Extract every line that includes the string "eddy".

>>>>>

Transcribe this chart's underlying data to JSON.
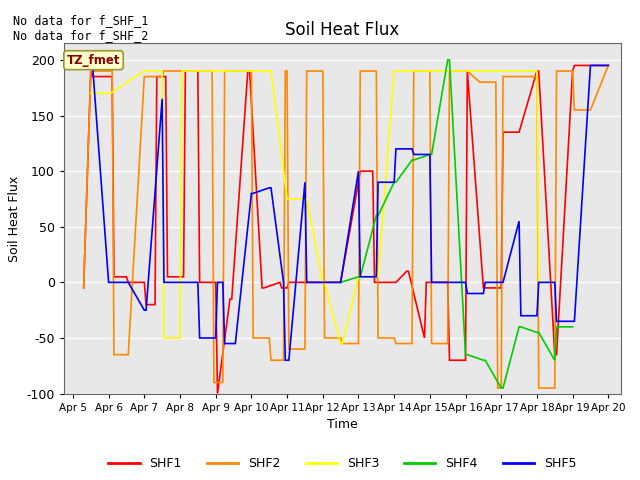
{
  "title": "Soil Heat Flux",
  "ylabel": "Soil Heat Flux",
  "xlabel": "Time",
  "ylim": [
    -100,
    215
  ],
  "annotation_text": "No data for f_SHF_1\nNo data for f_SHF_2",
  "legend_box_label": "TZ_fmet",
  "legend_box_color": "#ffffcc",
  "legend_box_edge": "#999933",
  "background_color": "#e8e8e8",
  "series": {
    "SHF1": {
      "color": "#ff0000",
      "data_x": [
        5.3,
        5.5,
        5.55,
        6.1,
        6.15,
        6.5,
        6.55,
        7.0,
        7.05,
        7.3,
        7.35,
        7.6,
        7.65,
        8.1,
        8.15,
        8.5,
        8.55,
        9.0,
        9.05,
        9.4,
        9.45,
        9.9,
        9.95,
        10.3,
        10.35,
        10.8,
        10.85,
        11.0,
        11.05,
        12.0,
        12.05,
        12.5,
        13.0,
        13.05,
        13.4,
        13.45,
        14.0,
        14.05,
        14.35,
        14.4,
        14.85,
        14.9,
        15.2,
        15.5,
        15.55,
        16.0,
        16.05,
        16.5,
        17.0,
        17.05,
        17.5,
        18.0,
        18.05,
        18.5,
        18.55,
        19.0,
        19.05,
        19.5,
        20.0
      ],
      "data_y": [
        -5,
        190,
        185,
        185,
        5,
        5,
        0,
        0,
        -20,
        -20,
        185,
        185,
        5,
        5,
        190,
        190,
        0,
        0,
        -100,
        -15,
        -15,
        190,
        190,
        -5,
        -5,
        0,
        -5,
        -5,
        0,
        0,
        0,
        0,
        90,
        100,
        100,
        0,
        0,
        0,
        10,
        10,
        -50,
        0,
        0,
        0,
        -70,
        -70,
        190,
        -5,
        -5,
        135,
        135,
        190,
        190,
        -65,
        -65,
        190,
        195,
        195,
        195
      ]
    },
    "SHF2": {
      "color": "#ff8800",
      "data_x": [
        5.3,
        5.5,
        5.55,
        6.1,
        6.15,
        6.5,
        6.55,
        7.0,
        7.05,
        7.5,
        7.55,
        8.1,
        8.15,
        8.9,
        8.95,
        9.2,
        9.25,
        9.5,
        9.55,
        10.0,
        10.05,
        10.5,
        10.55,
        10.9,
        10.95,
        11.0,
        11.05,
        11.5,
        11.55,
        12.0,
        12.05,
        12.5,
        12.55,
        13.0,
        13.05,
        13.5,
        13.55,
        14.0,
        14.05,
        14.5,
        14.55,
        15.0,
        15.05,
        15.5,
        15.55,
        16.0,
        16.05,
        16.4,
        16.85,
        16.9,
        17.0,
        17.05,
        17.5,
        18.0,
        18.05,
        18.5,
        18.55,
        19.0,
        19.05,
        19.5,
        20.0
      ],
      "data_y": [
        -5,
        190,
        190,
        190,
        -65,
        -65,
        -65,
        185,
        185,
        185,
        190,
        190,
        190,
        190,
        -90,
        -90,
        190,
        190,
        190,
        190,
        -50,
        -50,
        -70,
        -70,
        190,
        190,
        -60,
        -60,
        190,
        190,
        -50,
        -50,
        -55,
        -55,
        190,
        190,
        -50,
        -50,
        -55,
        -55,
        190,
        190,
        -55,
        -55,
        190,
        190,
        190,
        180,
        180,
        -95,
        -95,
        185,
        185,
        185,
        -95,
        -95,
        190,
        190,
        155,
        155,
        195
      ]
    },
    "SHF3": {
      "color": "#ffff00",
      "data_x": [
        5.5,
        5.55,
        6.0,
        6.05,
        7.0,
        7.05,
        7.5,
        7.55,
        8.0,
        8.05,
        8.5,
        8.55,
        9.0,
        9.05,
        9.5,
        9.55,
        10.0,
        10.05,
        10.5,
        10.55,
        11.0,
        11.05,
        11.5,
        11.55,
        12.0,
        12.05,
        12.5,
        12.55,
        13.0,
        13.05,
        13.5,
        13.55,
        14.0,
        14.05,
        14.5,
        14.55,
        15.5,
        15.55,
        16.0,
        16.05,
        17.0,
        17.05,
        17.5,
        17.55,
        18.0,
        18.05,
        18.5
      ],
      "data_y": [
        170,
        170,
        170,
        170,
        190,
        190,
        190,
        -50,
        -50,
        190,
        190,
        190,
        190,
        190,
        190,
        190,
        190,
        190,
        190,
        190,
        75,
        75,
        75,
        75,
        0,
        0,
        -55,
        -55,
        5,
        5,
        5,
        5,
        190,
        190,
        190,
        190,
        190,
        190,
        190,
        190,
        190,
        190,
        190,
        190,
        190,
        0,
        0
      ]
    },
    "SHF4": {
      "color": "#00cc00",
      "data_x": [
        12.5,
        13.0,
        13.05,
        13.5,
        13.55,
        14.0,
        14.05,
        14.5,
        14.55,
        15.0,
        15.05,
        15.5,
        15.55,
        16.0,
        16.05,
        16.5,
        16.55,
        17.0,
        17.05,
        17.5,
        17.55,
        18.0,
        18.05,
        18.5,
        18.55,
        19.0
      ],
      "data_y": [
        0,
        5,
        5,
        60,
        60,
        90,
        90,
        110,
        110,
        115,
        115,
        200,
        200,
        -65,
        -65,
        -70,
        -70,
        -95,
        -95,
        -40,
        -40,
        -45,
        -45,
        -70,
        -40,
        -40
      ]
    },
    "SHF5": {
      "color": "#0000ff",
      "data_x": [
        5.5,
        5.55,
        6.0,
        6.05,
        6.5,
        6.55,
        7.0,
        7.05,
        7.5,
        7.55,
        8.0,
        8.05,
        8.5,
        8.55,
        9.0,
        9.05,
        9.2,
        9.25,
        9.5,
        9.55,
        10.0,
        10.05,
        10.5,
        10.55,
        10.9,
        10.95,
        11.0,
        11.05,
        11.5,
        11.55,
        12.0,
        12.05,
        12.5,
        13.0,
        13.05,
        13.5,
        13.55,
        14.0,
        14.05,
        14.5,
        14.55,
        15.0,
        15.05,
        15.5,
        15.55,
        16.0,
        16.05,
        16.5,
        16.55,
        17.0,
        17.05,
        17.5,
        17.55,
        18.0,
        18.05,
        18.5,
        18.55,
        19.0,
        19.05,
        19.5,
        20.0
      ],
      "data_y": [
        195,
        195,
        0,
        0,
        0,
        0,
        -25,
        -25,
        165,
        0,
        0,
        0,
        0,
        -50,
        -50,
        0,
        0,
        -55,
        -55,
        -55,
        80,
        80,
        85,
        85,
        0,
        -70,
        -70,
        -70,
        90,
        0,
        0,
        0,
        0,
        100,
        5,
        5,
        90,
        90,
        120,
        120,
        115,
        115,
        0,
        0,
        0,
        0,
        -10,
        -10,
        0,
        0,
        0,
        55,
        -30,
        -30,
        0,
        0,
        -35,
        -35,
        -35,
        195,
        195
      ]
    }
  },
  "xtick_labels": [
    "Apr 5",
    "Apr 6",
    "Apr 7",
    "Apr 8",
    "Apr 9",
    "Apr 10",
    "Apr 11",
    "Apr 12",
    "Apr 13",
    "Apr 14",
    "Apr 15",
    "Apr 16",
    "Apr 17",
    "Apr 18",
    "Apr 19",
    "Apr 20"
  ],
  "xtick_positions": [
    5,
    6,
    7,
    8,
    9,
    10,
    11,
    12,
    13,
    14,
    15,
    16,
    17,
    18,
    19,
    20
  ],
  "ytick_labels": [
    "-100",
    "-50",
    "0",
    "50",
    "100",
    "150",
    "200"
  ],
  "ytick_values": [
    -100,
    -50,
    0,
    50,
    100,
    150,
    200
  ],
  "legend_entries": [
    "SHF1",
    "SHF2",
    "SHF3",
    "SHF4",
    "SHF5"
  ],
  "legend_colors": [
    "#ff0000",
    "#ff8800",
    "#ffff00",
    "#00cc00",
    "#0000ff"
  ]
}
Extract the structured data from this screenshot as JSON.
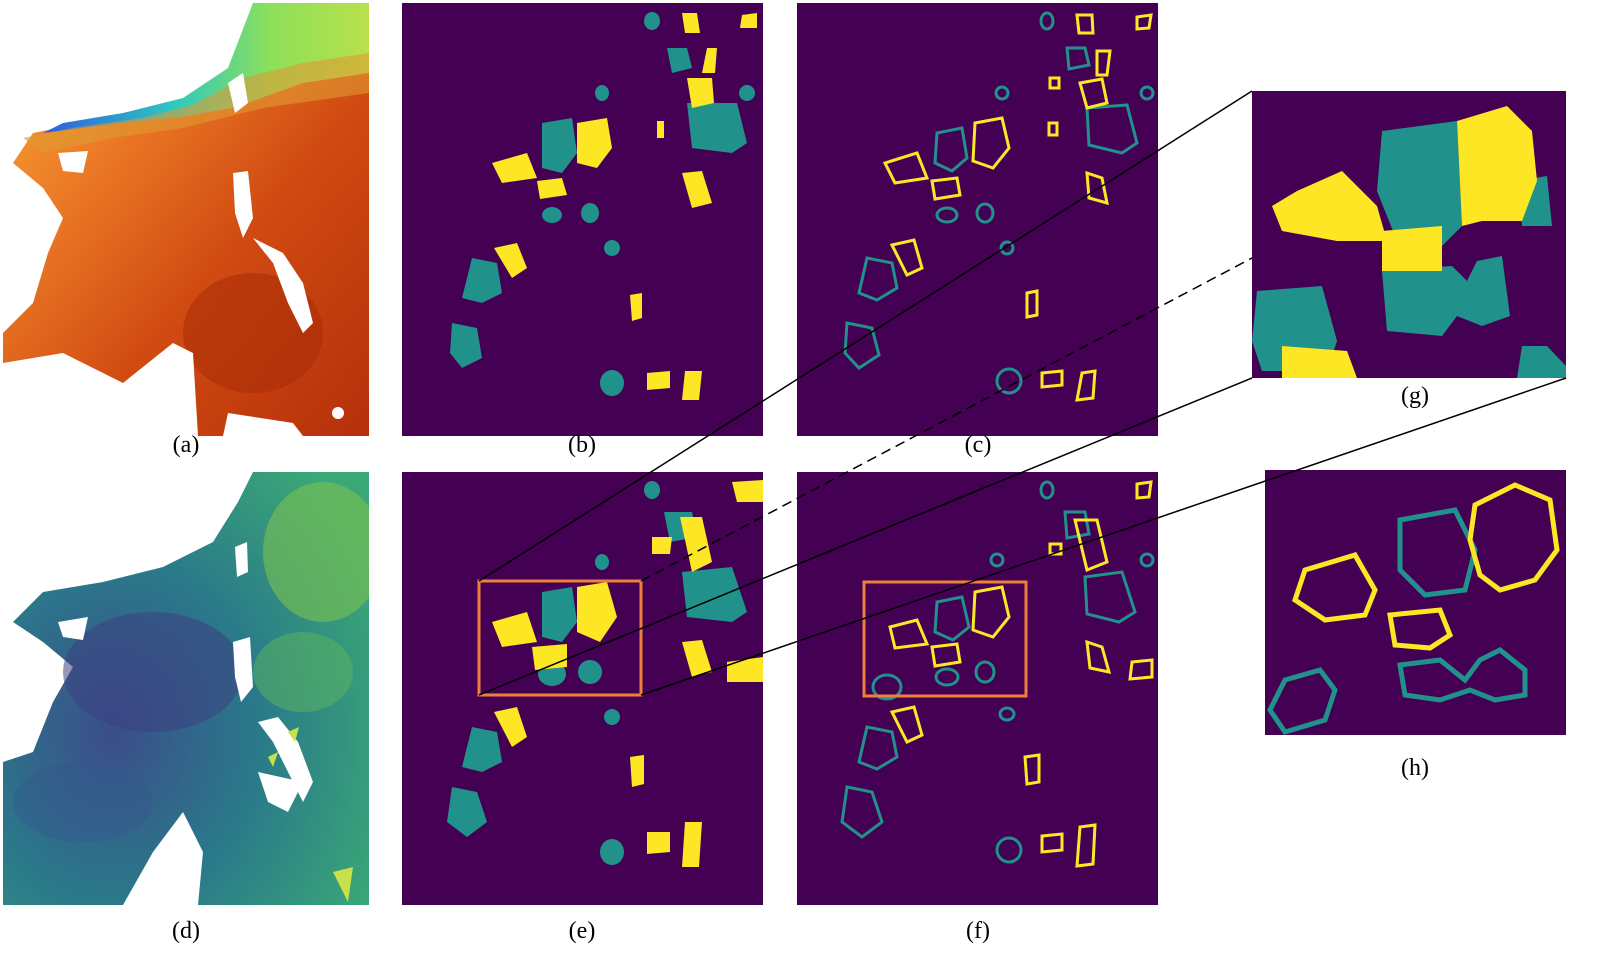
{
  "figure": {
    "captions": {
      "a": "(a)",
      "b": "(b)",
      "c": "(c)",
      "d": "(d)",
      "e": "(e)",
      "f": "(f)",
      "g": "(g)",
      "h": "(h)"
    },
    "colors": {
      "background": "#440154",
      "anticyclonic": "#fde725",
      "cyclonic": "#21918c",
      "zoom_box": "#f07f3c",
      "land": "#ffffff"
    },
    "panel_types": {
      "a": "sst-map",
      "b": "eddy-mask-filled",
      "c": "eddy-contours",
      "d": "sla-map",
      "e": "eddy-mask-filled-with-zoom-box",
      "f": "eddy-contours-with-zoom-box",
      "g": "zoom-filled",
      "h": "zoom-contours"
    }
  }
}
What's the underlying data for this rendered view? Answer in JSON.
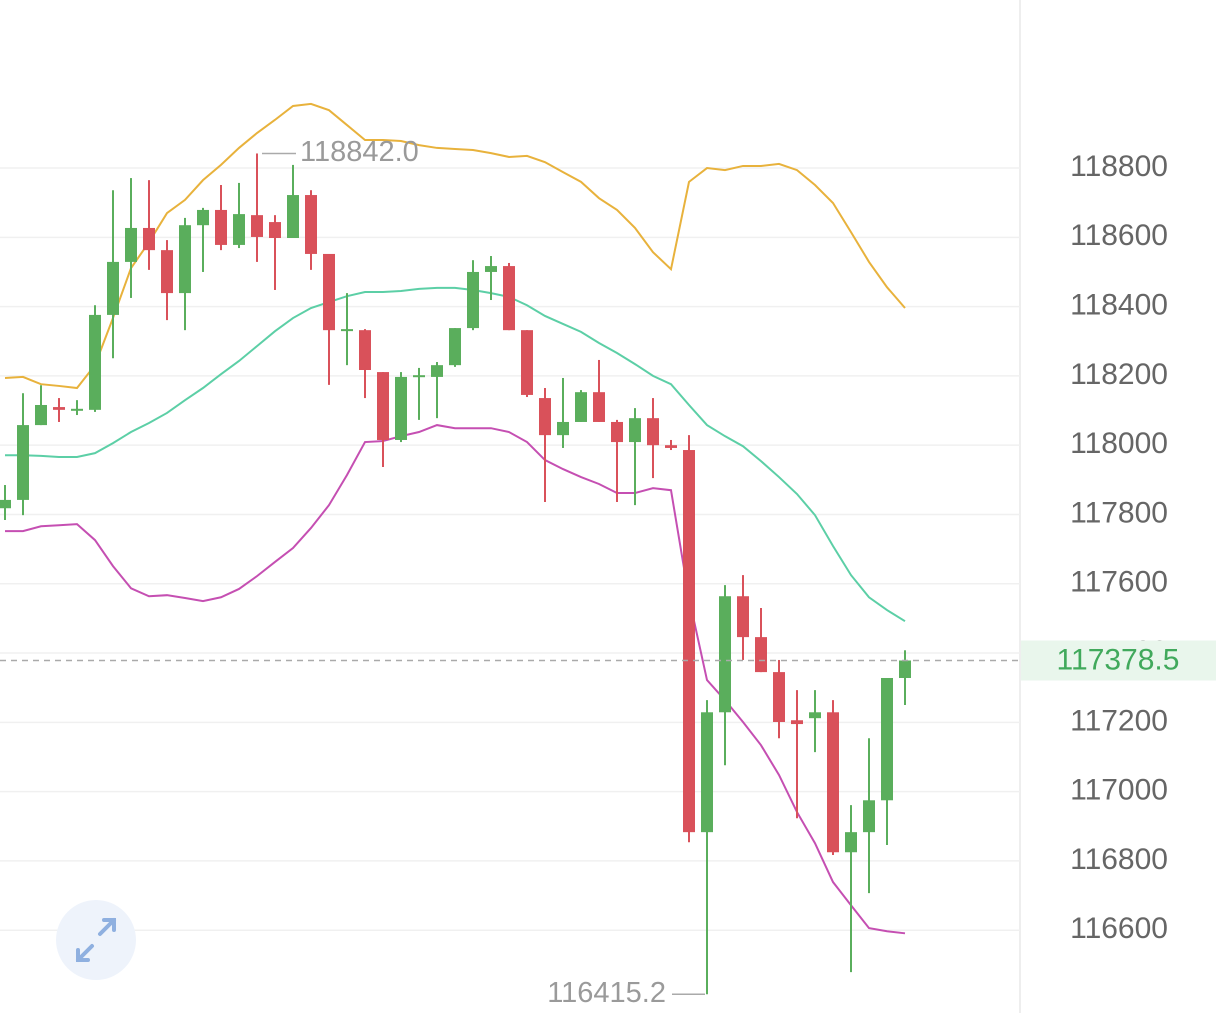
{
  "chart_data": {
    "type": "candlestick",
    "ylim": [
      116361,
      119285
    ],
    "yticks": [
      116600,
      116800,
      117000,
      117200,
      117400,
      117600,
      117800,
      118000,
      118200,
      118400,
      118600,
      118800
    ],
    "grid": true,
    "up_color": "#5aae5c",
    "down_color": "#d9515a",
    "open": [
      117818,
      117842,
      118058,
      118110,
      118100,
      118102,
      118376,
      118529,
      118627,
      118563,
      118439,
      118635,
      118679,
      118578,
      118664,
      118644,
      118598,
      118722,
      118552,
      118332,
      118332,
      118211,
      118015,
      118197,
      118197,
      118231,
      118338,
      118500,
      118517,
      118332,
      118136,
      118029,
      118067,
      118153,
      118067,
      118009,
      118078,
      118000,
      117986,
      116883,
      117229,
      117564,
      117446,
      117345,
      117206,
      117212,
      117229,
      116825,
      116883,
      116975,
      117328
    ],
    "close": [
      117842,
      118058,
      118116,
      118102,
      118105,
      118376,
      118529,
      118627,
      118563,
      118439,
      118635,
      118679,
      118578,
      118667,
      118601,
      118598,
      118722,
      118552,
      118332,
      118335,
      118217,
      118015,
      118197,
      118202,
      118231,
      118338,
      118500,
      118517,
      118332,
      118145,
      118029,
      118067,
      118153,
      118067,
      118009,
      118078,
      118000,
      117992,
      116883,
      117229,
      117564,
      117446,
      117345,
      117201,
      117195,
      117229,
      116825,
      116883,
      116975,
      117328,
      117378.5
    ],
    "high": [
      117885,
      118150,
      118173,
      118136,
      118130,
      118404,
      118736,
      118771,
      118765,
      118592,
      118656,
      118685,
      118751,
      118757,
      118842.0,
      118664,
      118809,
      118736,
      118552,
      118439,
      118335,
      118211,
      118211,
      118223,
      118240,
      118338,
      118534,
      118546,
      118526,
      118332,
      118165,
      118194,
      118159,
      118246,
      118073,
      118107,
      118136,
      118015,
      118029,
      117264,
      117596,
      117625,
      117530,
      117380,
      117293,
      117293,
      117264,
      116961,
      117154,
      117328,
      117408
    ],
    "low": [
      117784,
      117798,
      118058,
      118067,
      118087,
      118096,
      118251,
      118425,
      118506,
      118361,
      118332,
      118500,
      118563,
      118569,
      118529,
      118448,
      118607,
      118506,
      118174,
      118231,
      118136,
      117937,
      118009,
      118073,
      118078,
      118226,
      118332,
      118419,
      118332,
      118139,
      117836,
      117992,
      118067,
      118067,
      117836,
      117827,
      117905,
      117986,
      116854,
      116415.2,
      117076,
      117380,
      117345,
      117154,
      116923,
      117114,
      116817,
      116479,
      116707,
      116846,
      117250
    ],
    "series": [
      {
        "color": "#e8b23c",
        "values": [
          118194,
          118197,
          118176,
          118171,
          118165,
          118231,
          118367,
          118511,
          118586,
          118670,
          118708,
          118765,
          118809,
          118858,
          118901,
          118939,
          118979,
          118985,
          118967,
          118924,
          118881,
          118881,
          118878,
          118866,
          118858,
          118855,
          118852,
          118843,
          118832,
          118835,
          118817,
          118788,
          118760,
          118713,
          118679,
          118627,
          118557,
          118508,
          118760,
          118800,
          118794,
          118806,
          118806,
          118812,
          118794,
          118751,
          118699,
          118615,
          118529,
          118456,
          118396
        ]
      },
      {
        "color": "#5ccfa6",
        "values": [
          117971,
          117971,
          117969,
          117966,
          117966,
          117977,
          118006,
          118038,
          118064,
          118093,
          118130,
          118165,
          118205,
          118243,
          118286,
          118329,
          118367,
          118396,
          118413,
          118430,
          118442,
          118442,
          118445,
          118451,
          118454,
          118454,
          118448,
          118439,
          118428,
          118404,
          118373,
          118350,
          118327,
          118295,
          118266,
          118234,
          118200,
          118176,
          118116,
          118058,
          118026,
          117997,
          117954,
          117908,
          117859,
          117798,
          117709,
          117625,
          117561,
          117524,
          117492
        ]
      },
      {
        "color": "#c54fb2",
        "values": [
          117752,
          117752,
          117766,
          117769,
          117772,
          117726,
          117651,
          117587,
          117564,
          117567,
          117559,
          117550,
          117561,
          117585,
          117622,
          117663,
          117703,
          117761,
          117827,
          117914,
          118009,
          118012,
          118026,
          118038,
          118058,
          118049,
          118049,
          118049,
          118038,
          118009,
          117957,
          117931,
          117908,
          117888,
          117862,
          117862,
          117876,
          117870,
          117559,
          117322,
          117264,
          117201,
          117134,
          117048,
          116941,
          116851,
          116739,
          116672,
          116606,
          116597,
          116591
        ]
      }
    ],
    "annotations": [
      {
        "value": 118842.0,
        "label": "118842.0"
      },
      {
        "value": 116415.2,
        "label": "116415.2"
      }
    ],
    "last_price": {
      "value": 117378.5,
      "label": "117378.5"
    }
  }
}
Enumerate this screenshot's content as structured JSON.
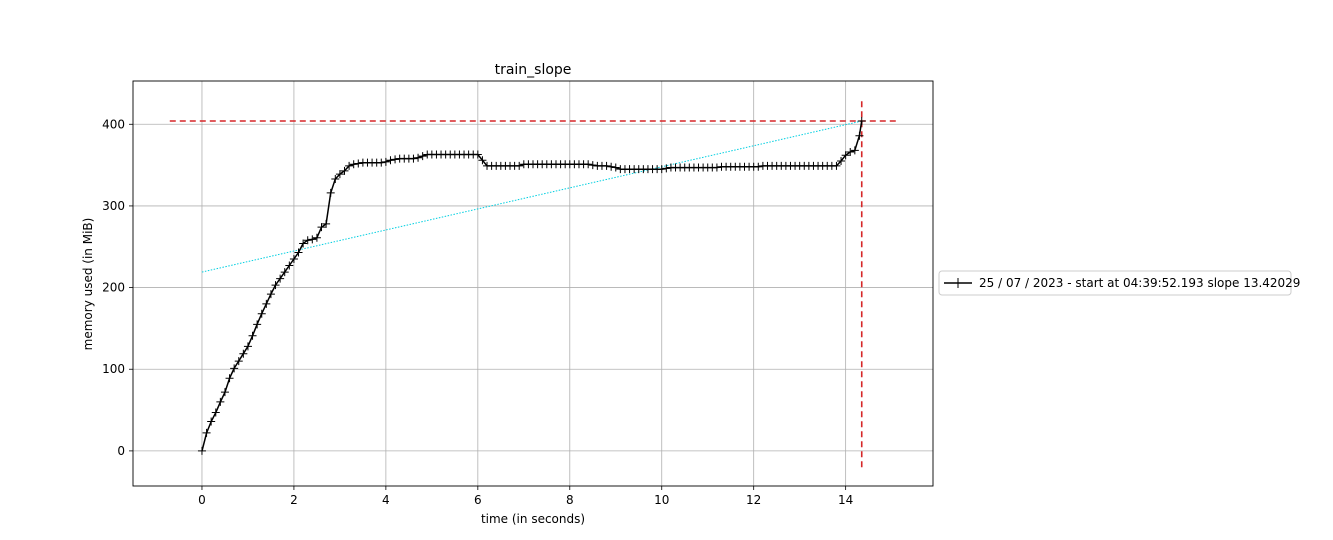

<<<<<

_Complete answer_
      "b": "eddy-mask-filled",
      "c": "eddy-contours",
      "e": "eddy-mask-filled-with-zoom-box",
      "f": "eddy-contours-with-zoom-box",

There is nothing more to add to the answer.